#### GIVEN DATA
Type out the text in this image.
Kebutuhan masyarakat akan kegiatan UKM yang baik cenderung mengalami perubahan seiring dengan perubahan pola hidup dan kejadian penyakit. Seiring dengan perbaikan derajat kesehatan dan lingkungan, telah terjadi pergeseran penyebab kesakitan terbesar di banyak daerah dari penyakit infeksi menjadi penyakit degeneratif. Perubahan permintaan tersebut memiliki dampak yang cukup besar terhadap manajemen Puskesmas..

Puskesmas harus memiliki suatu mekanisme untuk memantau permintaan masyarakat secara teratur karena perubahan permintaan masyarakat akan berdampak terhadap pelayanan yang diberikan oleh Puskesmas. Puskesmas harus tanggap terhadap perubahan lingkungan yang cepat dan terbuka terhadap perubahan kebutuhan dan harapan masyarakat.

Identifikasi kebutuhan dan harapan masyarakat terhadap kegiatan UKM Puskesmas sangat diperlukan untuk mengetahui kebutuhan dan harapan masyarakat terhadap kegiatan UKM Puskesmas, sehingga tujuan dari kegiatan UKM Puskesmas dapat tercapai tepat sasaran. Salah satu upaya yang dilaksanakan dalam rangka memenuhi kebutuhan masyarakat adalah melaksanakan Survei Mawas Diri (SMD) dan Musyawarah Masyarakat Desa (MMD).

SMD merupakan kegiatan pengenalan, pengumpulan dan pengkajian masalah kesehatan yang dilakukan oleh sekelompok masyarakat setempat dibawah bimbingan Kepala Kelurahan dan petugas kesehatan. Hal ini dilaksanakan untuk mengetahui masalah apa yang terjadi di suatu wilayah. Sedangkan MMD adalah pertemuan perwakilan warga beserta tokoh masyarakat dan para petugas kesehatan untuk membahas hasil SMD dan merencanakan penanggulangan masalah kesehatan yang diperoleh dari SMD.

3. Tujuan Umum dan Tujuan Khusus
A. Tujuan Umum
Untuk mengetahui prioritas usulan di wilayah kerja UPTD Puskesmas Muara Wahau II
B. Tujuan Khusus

#### EXERCISE DESCRIPTION
Produce a verbatim transcription of the entries above.

#### TASK ANSWER
Type out the text in this image.
Kebutuhan masyarakat akan kegiatan UKM yang baik cenderung mengalami perubahan seiring dengan perubahan pola hidup dan kejadian penyakit. Seiring dengan perbaikan derajat kesehatan dan lingkungan, telah terjadi pergeseran penyebab kesakitan terbesar di banyak daerah dari penyakit infeksi menjadi penyakit degeneratif. Perubahan permintaan tersebut memiliki dampak yang cukup besar terhadap manajemen Puskesmas..

Puskesmas harus memiliki suatu mekanisme untuk memantau permintaan masyarakat secara teratur karena perubahan permintaan masyarakat akan berdampak terhadap pelayanan yang diberikan oleh Puskesmas. Puskesmas harus tanggap terhadap perubahan lingkungan yang cepat dan terbuka terhadap perubahan kebutuhan dan harapan masyarakat.

Identifikasi kebutuhan dan harapan masyarakat terhadap kegiatan UKM Puskesmas sangat diperlukan untuk mengetahui kebutuhan dan harapan masyarakat terhadap kegiatan UKM Puskesmas, sehingga tujuan dari kegiatan UKM Puskesmas dapat tercapai tepat sasaran. Salah satu upaya yang dilaksanakan dalam rangka memenuhi kebutuhan masyarakat adalah melaksanakan Survei Mawas Diri (SMD) dan Musyawarah Masyarakat Desa (MMD).

SMD merupakan kegiatan pengenalan, pengumpulan dan pengkajian masalah kesehatan yang dilakukan oleh sekelompok masyarakat setempat dibawah bimbingan Kepala Kelurahan dan petugas kesehatan. Hal ini dilaksanakan untuk mengetahui masalah apa yang terjadi di suatu wilayah. Sedangkan MMD adalah pertemuan perwakilan warga beserta tokoh masyarakat dan para petugas kesehatan untuk membahas hasil SMD dan merencanakan penanggulangan masalah kesehatan yang diperoleh dari SMD.

3. Tujuan Umum dan Tujuan Khusus
A. Tujuan Umum
Untuk mengetahui prioritas usulan di wilayah kerja UPTD Puskesmas Muara Wahau II
B. Tujuan Khusus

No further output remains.